= Prompt =
Pick out the lines containing "Brazil".

━━━━━ Records to use

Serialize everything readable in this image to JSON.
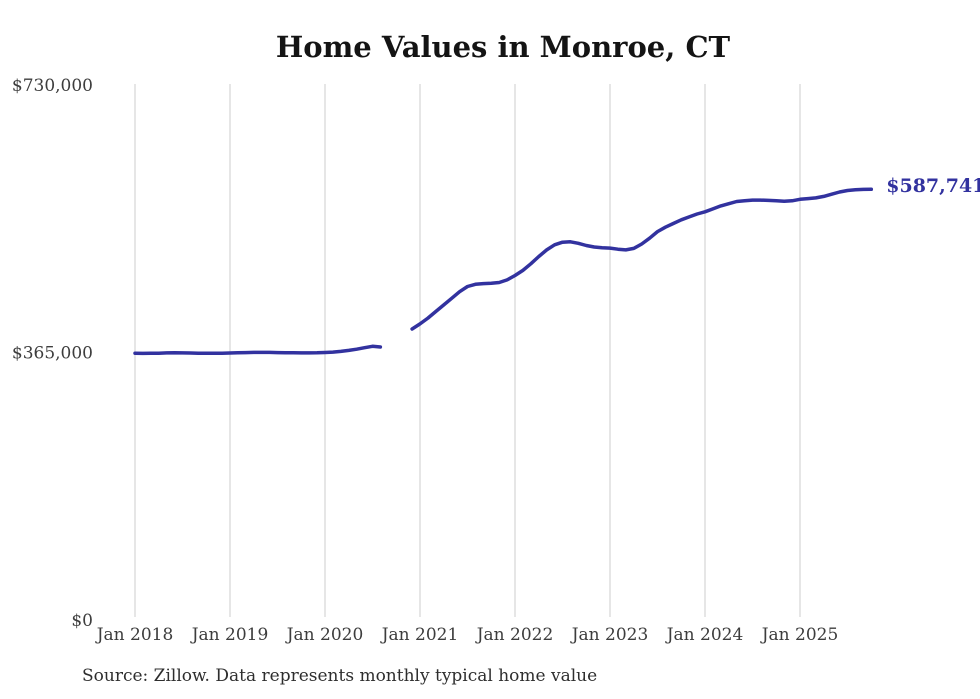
{
  "chart_data": {
    "type": "line",
    "title": "Home Values in Monroe, CT",
    "xlabel": "",
    "ylabel": "",
    "ylim": [
      0,
      730000
    ],
    "grid": "vertical-only",
    "legend": "none",
    "line_color": "#32329f",
    "grid_color": "#cccccc",
    "tick_label_color": "#3d3d3d",
    "x_tick_labels": [
      "Jan 2018",
      "Jan 2019",
      "Jan 2020",
      "Jan 2021",
      "Jan 2022",
      "Jan 2023",
      "Jan 2024",
      "Jan 2025"
    ],
    "y_ticks": [
      {
        "label": "$0",
        "value": 0
      },
      {
        "label": "$365,000",
        "value": 365000
      },
      {
        "label": "$730,000",
        "value": 730000
      }
    ],
    "end_label": "$587,741",
    "end_value": 587741,
    "series": [
      {
        "name": "Monthly typical home value",
        "start_month": "2018-01",
        "end_month": "2025-10",
        "gap_months": [
          "2020-09",
          "2020-10",
          "2020-11"
        ],
        "values": [
          364000,
          363800,
          363900,
          364100,
          364400,
          364600,
          364500,
          364300,
          364100,
          364000,
          364000,
          364100,
          364300,
          364600,
          364900,
          365100,
          365200,
          365100,
          364900,
          364700,
          364600,
          364500,
          364500,
          364600,
          365000,
          365600,
          366500,
          367800,
          369500,
          371500,
          373500,
          372500,
          null,
          null,
          null,
          397000,
          404000,
          412000,
          421000,
          430000,
          439000,
          448000,
          455000,
          458000,
          459000,
          459500,
          460500,
          464000,
          470000,
          477000,
          486000,
          496000,
          505000,
          512000,
          515500,
          516000,
          514000,
          511000,
          509000,
          508000,
          507500,
          506000,
          505000,
          507000,
          513000,
          521000,
          530000,
          536000,
          541000,
          546000,
          550000,
          554000,
          557000,
          561000,
          565000,
          568000,
          571000,
          572000,
          573000,
          573000,
          572500,
          572000,
          571500,
          572000,
          574000,
          575000,
          576000,
          578000,
          581000,
          584000,
          586000,
          587000,
          587500,
          587741
        ]
      }
    ]
  },
  "footer": {
    "source_text": "Source: Zillow. Data represents monthly typical home value"
  }
}
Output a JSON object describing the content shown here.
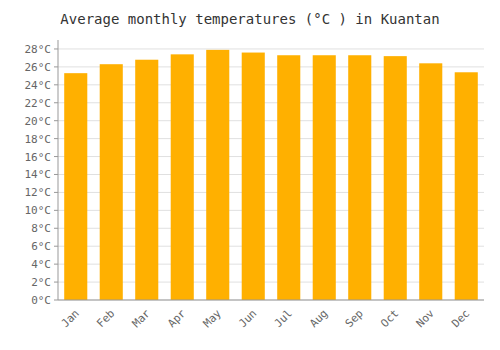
{
  "chart_data": {
    "type": "bar",
    "title": "Average monthly temperatures (°C ) in Kuantan",
    "categories": [
      "Jan",
      "Feb",
      "Mar",
      "Apr",
      "May",
      "Jun",
      "Jul",
      "Aug",
      "Sep",
      "Oct",
      "Nov",
      "Dec"
    ],
    "values": [
      25.3,
      26.3,
      26.8,
      27.4,
      27.9,
      27.6,
      27.3,
      27.3,
      27.3,
      27.2,
      26.4,
      25.4
    ],
    "color": "#FFB000",
    "ylim": [
      0,
      29
    ],
    "yticks": [
      {
        "value": 0,
        "label": "0°C"
      },
      {
        "value": 2,
        "label": "2°C"
      },
      {
        "value": 4,
        "label": "4°C"
      },
      {
        "value": 6,
        "label": "6°C"
      },
      {
        "value": 8,
        "label": "8°C"
      },
      {
        "value": 10,
        "label": "10°C"
      },
      {
        "value": 12,
        "label": "12°C"
      },
      {
        "value": 14,
        "label": "14°C"
      },
      {
        "value": 16,
        "label": "16°C"
      },
      {
        "value": 18,
        "label": "18°C"
      },
      {
        "value": 20,
        "label": "20°C"
      },
      {
        "value": 22,
        "label": "22°C"
      },
      {
        "value": 24,
        "label": "24°C"
      },
      {
        "value": 26,
        "label": "26°C"
      },
      {
        "value": 28,
        "label": "28°C"
      }
    ],
    "grid": true
  }
}
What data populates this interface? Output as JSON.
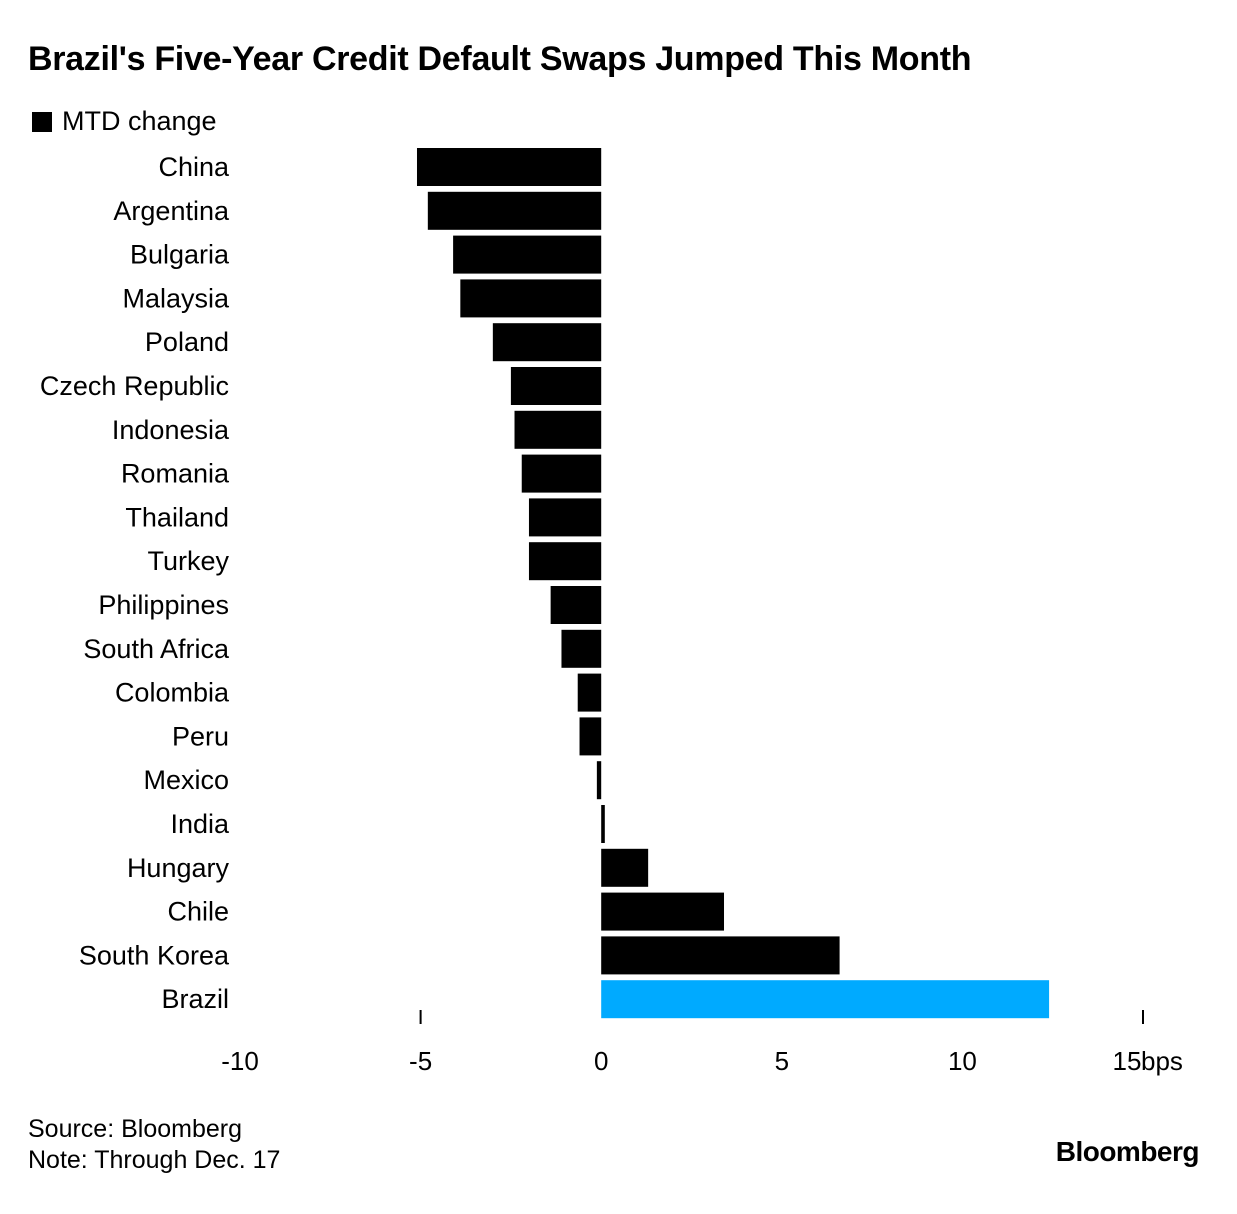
{
  "title": "Brazil's Five-Year Credit Default Swaps Jumped This Month",
  "legend": {
    "label": "MTD change"
  },
  "source": "Source: Bloomberg",
  "note": "Note: Through Dec. 17",
  "brand": "Bloomberg",
  "colors": {
    "bar": "#000000",
    "highlight": "#00aaff",
    "background": "#ffffff"
  },
  "chart_data": {
    "type": "bar",
    "orientation": "horizontal",
    "title": "Brazil's Five-Year Credit Default Swaps Jumped This Month",
    "xlabel": "bps",
    "ylabel": "",
    "xlim": [
      -10,
      15
    ],
    "ticks": [
      {
        "value": -10,
        "label": "-10"
      },
      {
        "value": -5,
        "label": "-5"
      },
      {
        "value": 0,
        "label": "0"
      },
      {
        "value": 5,
        "label": "5"
      },
      {
        "value": 10,
        "label": "10"
      },
      {
        "value": 15,
        "label": "15"
      }
    ],
    "unit_label": "bps",
    "grid": false,
    "legend_position": "top-left",
    "categories": [
      "China",
      "Argentina",
      "Bulgaria",
      "Malaysia",
      "Poland",
      "Czech Republic",
      "Indonesia",
      "Romania",
      "Thailand",
      "Turkey",
      "Philippines",
      "South Africa",
      "Colombia",
      "Peru",
      "Mexico",
      "India",
      "Hungary",
      "Chile",
      "South Korea",
      "Brazil"
    ],
    "series": [
      {
        "name": "MTD change",
        "values": [
          -5.1,
          -4.8,
          -4.1,
          -3.9,
          -3.0,
          -2.5,
          -2.4,
          -2.2,
          -2.0,
          -2.0,
          -1.4,
          -1.1,
          -0.65,
          -0.6,
          -0.12,
          0.1,
          1.3,
          3.4,
          6.6,
          12.4
        ],
        "highlight": [
          "Brazil"
        ]
      }
    ]
  }
}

━━━━━━━━━━

= The solution =
  "title": "Brazil's Five-Year Credit Default Swaps Jumped This Month",
    "title": "Brazil's Five-Year Credit Default Swaps Jumped This Month",
      "Brazil"
          "Brazil"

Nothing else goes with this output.